**Work to be completed:**
Please transcribe the listing below in full and word for word, without its pictures.

— START —

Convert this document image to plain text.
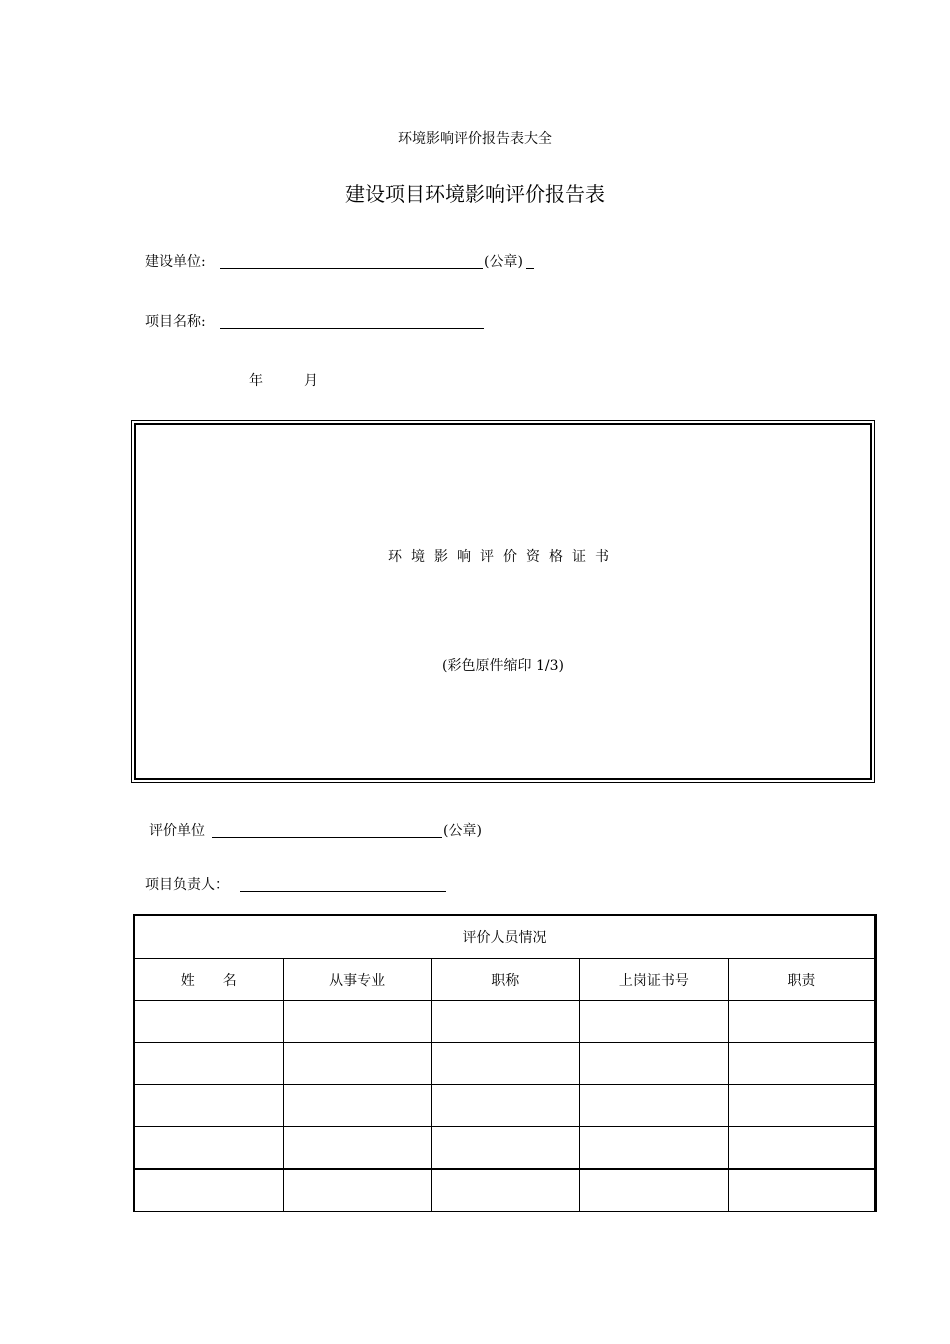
环境影响评价报告表大全
建设项目环境影响评价报告表
建设单位:	(公章)
项目名称:
年	月
环境影响评价资格证书
(彩色原件缩印 1/3)
评价单位	(公章)
项目负责人：
评价人员情况				
姓　　名	从事专业	职称	上岗证书号	职责
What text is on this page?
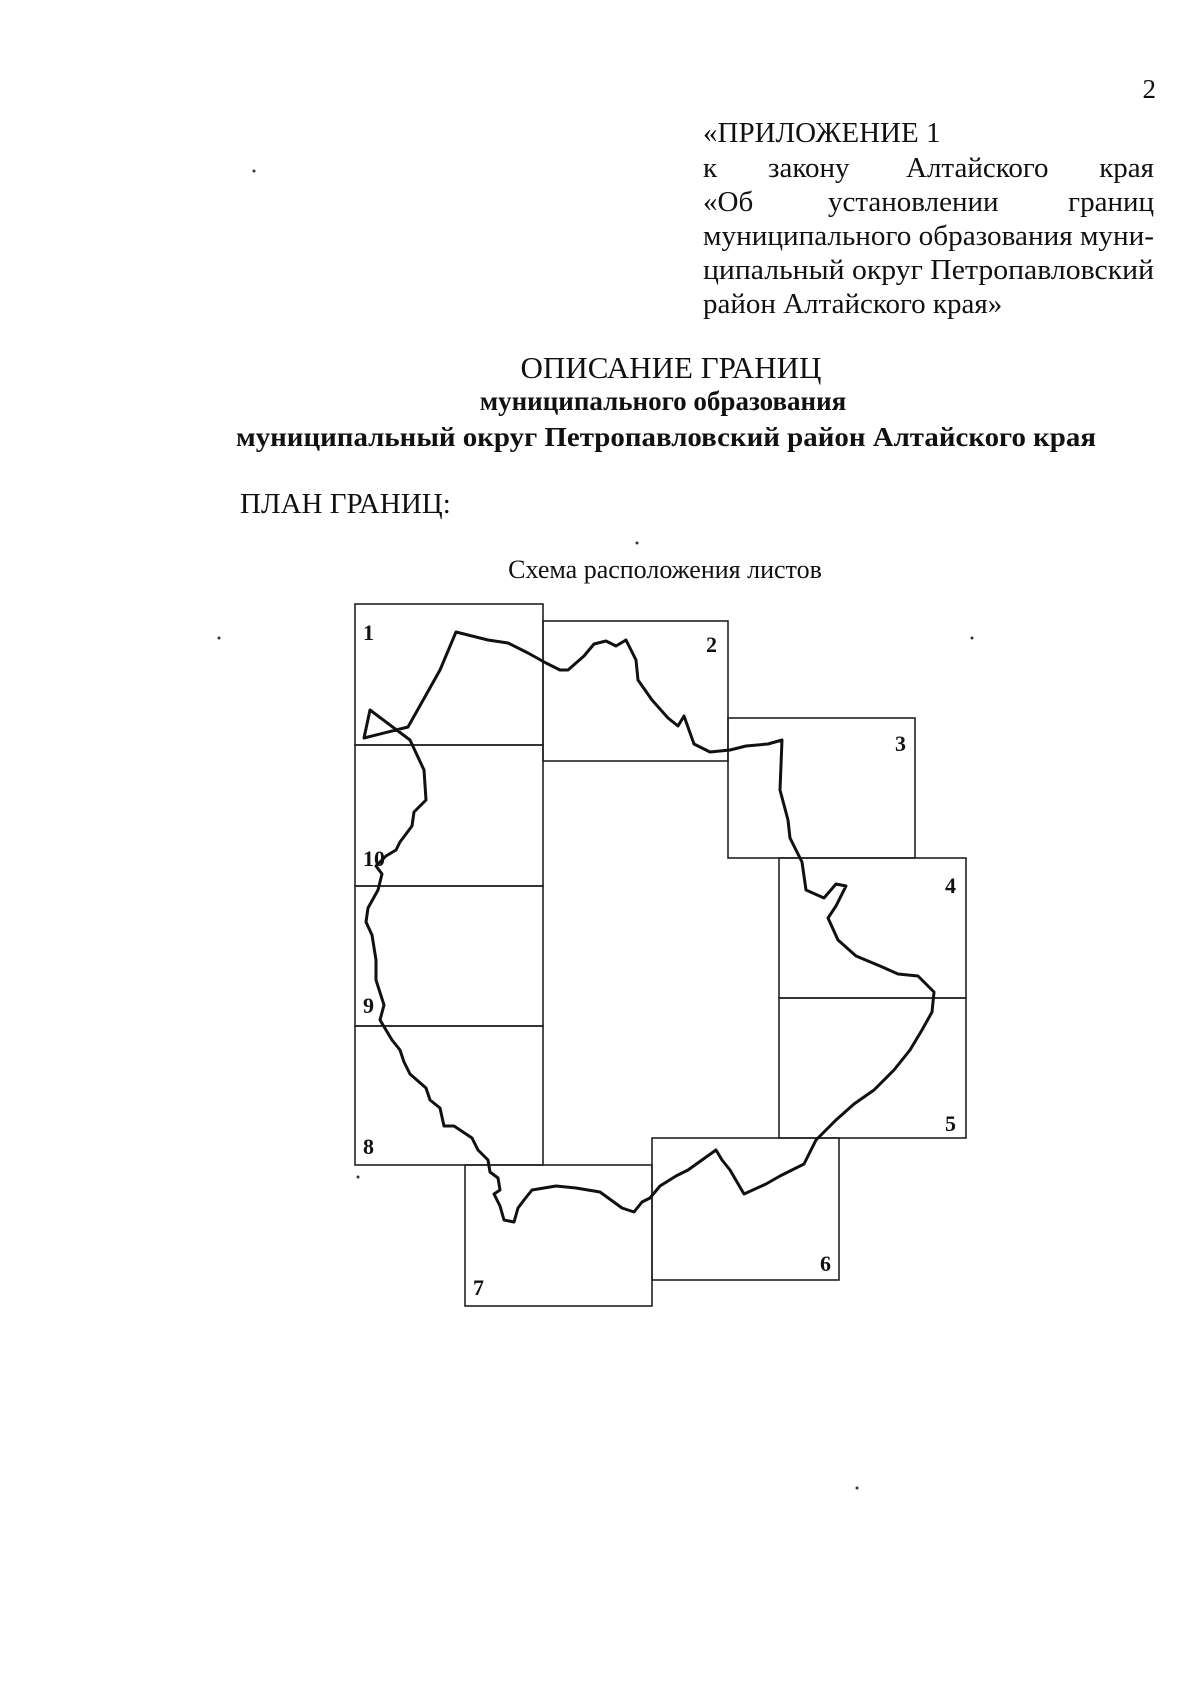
2
«ПРИЛОЖЕНИЕ 1
к закону Алтайского края
«Об	установлении границ
муниципального образования муни-
ципальный округ Петропавловский
район Алтайского края»
ОПИСАНИЕ ГРАНИЦ
муниципального образования
муниципальный округ Петропавловский район Алтайского края
ПЛАН ГРАНИЦ:
Схема расположения листов
1	2
3
4
5
6
7
8
9
10
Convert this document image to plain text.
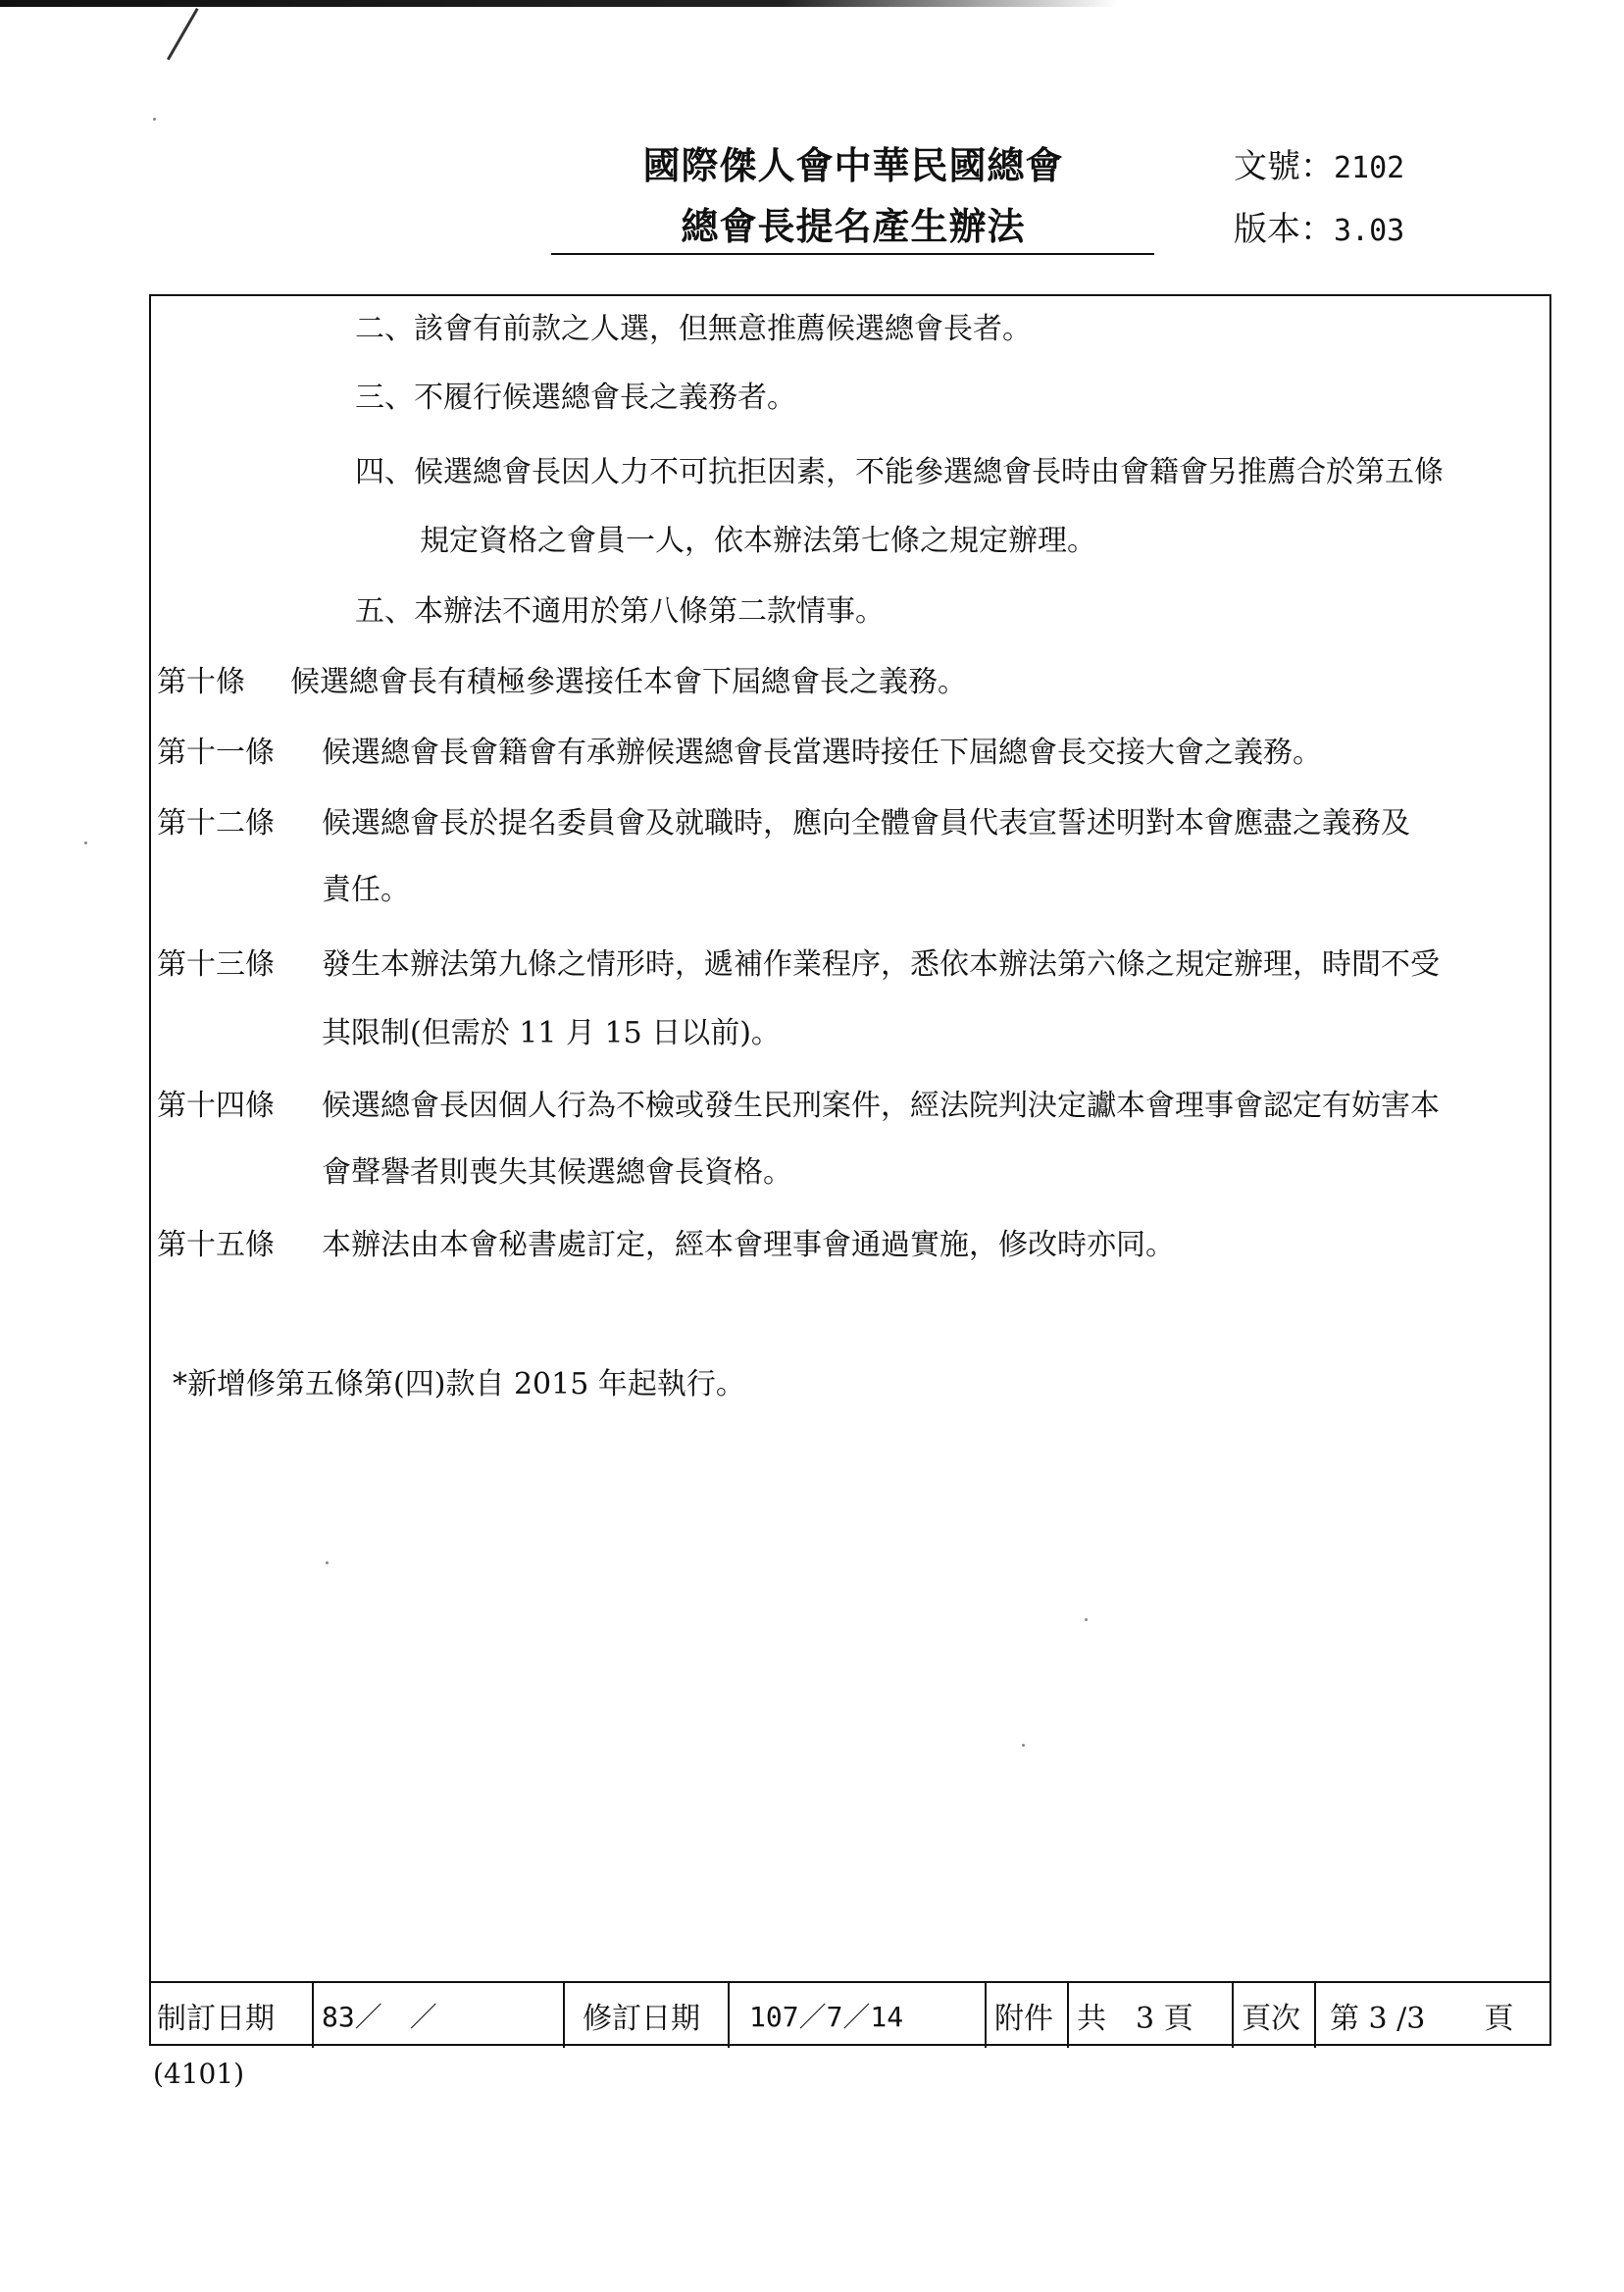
國際傑人會中華民國總會
總會長提名產生辦法
文號：2102
版本：3.03
二、該會有前款之人選，但無意推薦候選總會長者。
三、不履行候選總會長之義務者。
四、候選總會長因人力不可抗拒因素，不能參選總會長時由會籍會另推薦合於第五條
規定資格之會員一人，依本辦法第七條之規定辦理。
五、本辦法不適用於第八條第二款情事。
第十條 候選總會長有積極參選接任本會下屆總會長之義務。
第十一條 候選總會長會籍會有承辦候選總會長當選時接任下屆總會長交接大會之義務。
第十二條 候選總會長於提名委員會及就職時，應向全體會員代表宣誓述明對本會應盡之義務及
責任。
第十三條 發生本辦法第九條之情形時，遞補作業程序，悉依本辦法第六條之規定辦理，時間不受
其限制(但需於 11 月 15 日以前)。
第十四條 候選總會長因個人行為不檢或發生民刑案件，經法院判決定讞本會理事會認定有妨害本
會聲譽者則喪失其候選總會長資格。
第十五條 本辦法由本會秘書處訂定，經本會理事會通過實施，修改時亦同。
*新增修第五條第(四)款自 2015 年起執行。
制訂日期	83／　／	修訂日期	107／7／14	附件 共　3 頁	頁次	第 3 /3　　頁
(4101)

— END —

**Task answer:**
Convert this document image to plain text.
环境影响评价报告表大全
建设项目环境影响评价报告表
建设单位:	(公章)
项目名称:
年	月
环境影响评价资格证书
(彩色原件缩印 1/3)
评价单位	(公章)
项目负责人：
评价人员情况				
姓　　名	从事专业	职称	上岗证书号	职责
What text is on this page?
2
«ПРИЛОЖЕНИЕ 1
к закону Алтайского края
«Об	установлении границ
муниципального образования муни-
ципальный округ Петропавловский
район Алтайского края»
ОПИСАНИЕ ГРАНИЦ
муниципального образования
муниципальный округ Петропавловский район Алтайского края
ПЛАН ГРАНИЦ:
Схема расположения листов
1	2
3
4
5
6
7
8
9
10
Convert this document image to plain text.
國際傑人會中華民國總會
總會長提名產生辦法
文號：2102
版本：3.03
二、該會有前款之人選，但無意推薦候選總會長者。
三、不履行候選總會長之義務者。
四、候選總會長因人力不可抗拒因素，不能參選總會長時由會籍會另推薦合於第五條
規定資格之會員一人，依本辦法第七條之規定辦理。
五、本辦法不適用於第八條第二款情事。
第十條 候選總會長有積極參選接任本會下屆總會長之義務。
第十一條 候選總會長會籍會有承辦候選總會長當選時接任下屆總會長交接大會之義務。
第十二條 候選總會長於提名委員會及就職時，應向全體會員代表宣誓述明對本會應盡之義務及
責任。
第十三條 發生本辦法第九條之情形時，遞補作業程序，悉依本辦法第六條之規定辦理，時間不受
其限制(但需於 11 月 15 日以前)。
第十四條 候選總會長因個人行為不檢或發生民刑案件，經法院判決定讞本會理事會認定有妨害本
會聲譽者則喪失其候選總會長資格。
第十五條 本辦法由本會秘書處訂定，經本會理事會通過實施，修改時亦同。
*新增修第五條第(四)款自 2015 年起執行。
制訂日期	83／　／	修訂日期	107／7／14	附件 共　3 頁	頁次	第 3 /3　　頁
(4101)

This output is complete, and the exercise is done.